▶ [Extract to read]:
-*-

So now I am trying to find uses of G4151 in the Septuagint, to see if it is always an equivalent of H7307.

Hi MamaElephant,

The Hebrew word for "soul" is nephesh or Strongs number H5315 as I have been referring to it .

H5315
נפשׁ
nephesh
neh'-fesh
From H5314; properly a breathing creature, that is, animal or (abstractly) vitality; used very widely in a literal, accommodated or figurative sense (bodily or mental): - any, appetite, beast, body, breath, creature, X dead (-ly), desire, X [dis-] contented, X fish, ghost, + greedy, he, heart (-y), (hath, X jeopardy of) life (X in jeopardy), lust, man, me, mind, mortality, one, own, person, pleasure, (her-, him-, my-, thy-) self, them (your) -selves, + slay, soul, + tablet, they, thing, (X she) will, X would have it.

-*-

▶ [Data excerpts]:

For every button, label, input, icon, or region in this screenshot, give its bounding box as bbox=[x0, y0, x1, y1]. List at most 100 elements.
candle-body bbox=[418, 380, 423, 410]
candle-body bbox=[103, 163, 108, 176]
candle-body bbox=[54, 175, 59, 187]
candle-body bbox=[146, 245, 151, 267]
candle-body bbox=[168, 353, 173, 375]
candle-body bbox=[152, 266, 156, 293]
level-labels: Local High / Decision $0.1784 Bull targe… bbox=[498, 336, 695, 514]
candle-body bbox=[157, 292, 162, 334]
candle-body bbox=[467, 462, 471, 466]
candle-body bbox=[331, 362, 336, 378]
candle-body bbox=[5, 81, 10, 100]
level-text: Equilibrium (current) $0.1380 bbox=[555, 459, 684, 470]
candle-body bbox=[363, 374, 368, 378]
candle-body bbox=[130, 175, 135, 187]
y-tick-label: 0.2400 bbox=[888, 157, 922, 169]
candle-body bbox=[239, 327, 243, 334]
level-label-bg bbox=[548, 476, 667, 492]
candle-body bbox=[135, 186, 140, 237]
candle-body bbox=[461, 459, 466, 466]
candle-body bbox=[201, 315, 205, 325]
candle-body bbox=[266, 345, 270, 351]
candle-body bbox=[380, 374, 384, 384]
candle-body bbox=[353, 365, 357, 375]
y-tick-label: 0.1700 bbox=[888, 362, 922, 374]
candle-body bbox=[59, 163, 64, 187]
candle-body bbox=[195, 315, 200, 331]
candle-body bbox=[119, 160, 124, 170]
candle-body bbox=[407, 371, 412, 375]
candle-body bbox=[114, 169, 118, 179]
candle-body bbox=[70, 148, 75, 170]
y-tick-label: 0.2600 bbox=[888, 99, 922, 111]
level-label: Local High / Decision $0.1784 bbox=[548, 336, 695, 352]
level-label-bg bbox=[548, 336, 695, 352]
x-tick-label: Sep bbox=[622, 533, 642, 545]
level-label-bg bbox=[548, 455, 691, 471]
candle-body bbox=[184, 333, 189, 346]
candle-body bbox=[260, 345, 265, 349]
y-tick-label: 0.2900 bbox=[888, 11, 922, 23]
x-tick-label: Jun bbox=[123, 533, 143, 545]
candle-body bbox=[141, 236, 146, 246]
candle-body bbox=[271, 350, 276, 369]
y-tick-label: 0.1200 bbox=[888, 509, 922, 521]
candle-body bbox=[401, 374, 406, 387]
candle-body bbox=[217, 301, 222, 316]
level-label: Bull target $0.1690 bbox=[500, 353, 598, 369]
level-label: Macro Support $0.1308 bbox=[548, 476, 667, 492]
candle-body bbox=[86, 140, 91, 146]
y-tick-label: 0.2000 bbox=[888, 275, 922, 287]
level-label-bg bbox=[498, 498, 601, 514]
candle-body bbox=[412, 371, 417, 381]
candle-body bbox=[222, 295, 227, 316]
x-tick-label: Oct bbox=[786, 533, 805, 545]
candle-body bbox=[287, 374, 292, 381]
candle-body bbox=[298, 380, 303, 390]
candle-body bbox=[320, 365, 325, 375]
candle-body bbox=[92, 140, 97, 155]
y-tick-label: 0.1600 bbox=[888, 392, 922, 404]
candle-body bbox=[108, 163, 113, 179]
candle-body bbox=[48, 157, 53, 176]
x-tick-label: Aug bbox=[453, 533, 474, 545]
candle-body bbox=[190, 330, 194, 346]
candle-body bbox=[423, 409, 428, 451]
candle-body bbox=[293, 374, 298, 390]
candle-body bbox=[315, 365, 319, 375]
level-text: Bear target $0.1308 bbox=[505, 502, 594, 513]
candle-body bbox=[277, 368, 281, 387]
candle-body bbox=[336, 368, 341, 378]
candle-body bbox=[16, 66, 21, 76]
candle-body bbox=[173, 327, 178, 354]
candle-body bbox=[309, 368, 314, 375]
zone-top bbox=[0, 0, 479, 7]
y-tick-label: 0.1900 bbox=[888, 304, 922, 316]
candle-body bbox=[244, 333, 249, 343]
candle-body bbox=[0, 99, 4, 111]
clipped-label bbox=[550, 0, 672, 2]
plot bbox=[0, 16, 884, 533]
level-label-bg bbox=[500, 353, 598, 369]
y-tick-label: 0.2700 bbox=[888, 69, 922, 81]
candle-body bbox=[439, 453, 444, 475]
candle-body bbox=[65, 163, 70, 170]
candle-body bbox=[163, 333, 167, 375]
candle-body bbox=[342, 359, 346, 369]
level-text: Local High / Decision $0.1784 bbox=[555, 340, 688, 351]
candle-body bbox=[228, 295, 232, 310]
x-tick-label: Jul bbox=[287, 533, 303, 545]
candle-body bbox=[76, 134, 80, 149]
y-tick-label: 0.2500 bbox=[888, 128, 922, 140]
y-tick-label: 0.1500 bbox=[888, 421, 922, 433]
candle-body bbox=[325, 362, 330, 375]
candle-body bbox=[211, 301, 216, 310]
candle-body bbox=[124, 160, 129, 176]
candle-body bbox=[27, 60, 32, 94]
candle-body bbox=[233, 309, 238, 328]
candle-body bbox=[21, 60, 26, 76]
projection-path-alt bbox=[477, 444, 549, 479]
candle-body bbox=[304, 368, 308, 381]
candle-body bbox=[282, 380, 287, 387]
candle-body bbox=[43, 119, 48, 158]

-*-

▶ [List of tasks]:
A) Please repeat, word for word, the part of the passage on the Hebrew word for soul that opens with the words containing "The Hebrew word" and closes with "would have it.".
B) Answer these from the passage on the Hebrew word for soul:
(i) Which Strong's number is given for nephesh?
(ii) From which number is H5315 said to come?
(iii) Of which Hebrew number is the writer checking whether G4151 is always an equivalent in the Septuagint?
C) Carry on the passage on the Hebrew word for soul from its last sentence.

▶ [Results]:
A)
The Hebrew word for "soul" is nephesh or Strongs number H5315 as I have been referring to it .

H5315
נפשׁ
nephesh
neh'-fesh
From H5314; properly a breathing creature, that is, animal or (abstractly) vitality; used very widely in a literal, accommodated or figurative sense (bodily or mental): - any, appetite, beast, body, breath, creature, X dead (-ly), desire, X [dis-] contented, X fish, ghost, + greedy, he, heart (-y), (hath, X jeopardy of) life (X in jeopardy), lust, man, me, mind, mortality, one, own, person, pleasure, (her-, him-, my-, thy-) self, them (your) -selves, + slay, soul, + tablet, they, thing, (X she) will, X would have it.

B)
(i) H5315
(ii) H5314
(iii) H7307

C)
The Greek word for "soul" is psuche, or G5590

G5590
ψυχή
psuchē
psoo-khay'
From G5594; breath, that is, (by implication) spirit, abstractly or concretely (the animal sentient principle only; thus distinguished on the one hand from G4151, which is the rational and immortal soul; and on the other from G2222, which is mere vitality, even of plants: these terms thus exactly correspond respectively to the Hebrew [H5315], [H7307] and [H2416]: - heart (+ -ily), life, mind, soul, + us, + you.

The Hebrew for "spirit" is ruach or H7307.

H7307
רוּח
rûach
roo'-akh
From H7306; wind; by resemblance breath, that is, a sensible (or even violent) exhalation; figuratively life, anger, unsubstantiality; by extension a region of the sky; by resemblance spirit, but only of a rational being (including its expression and functions): - air, anger, blast, breath, X cool, courage, mind, X quarter, X side, spirit ([-ual]), tempest, X vain, ([whirl-]) wind (-y).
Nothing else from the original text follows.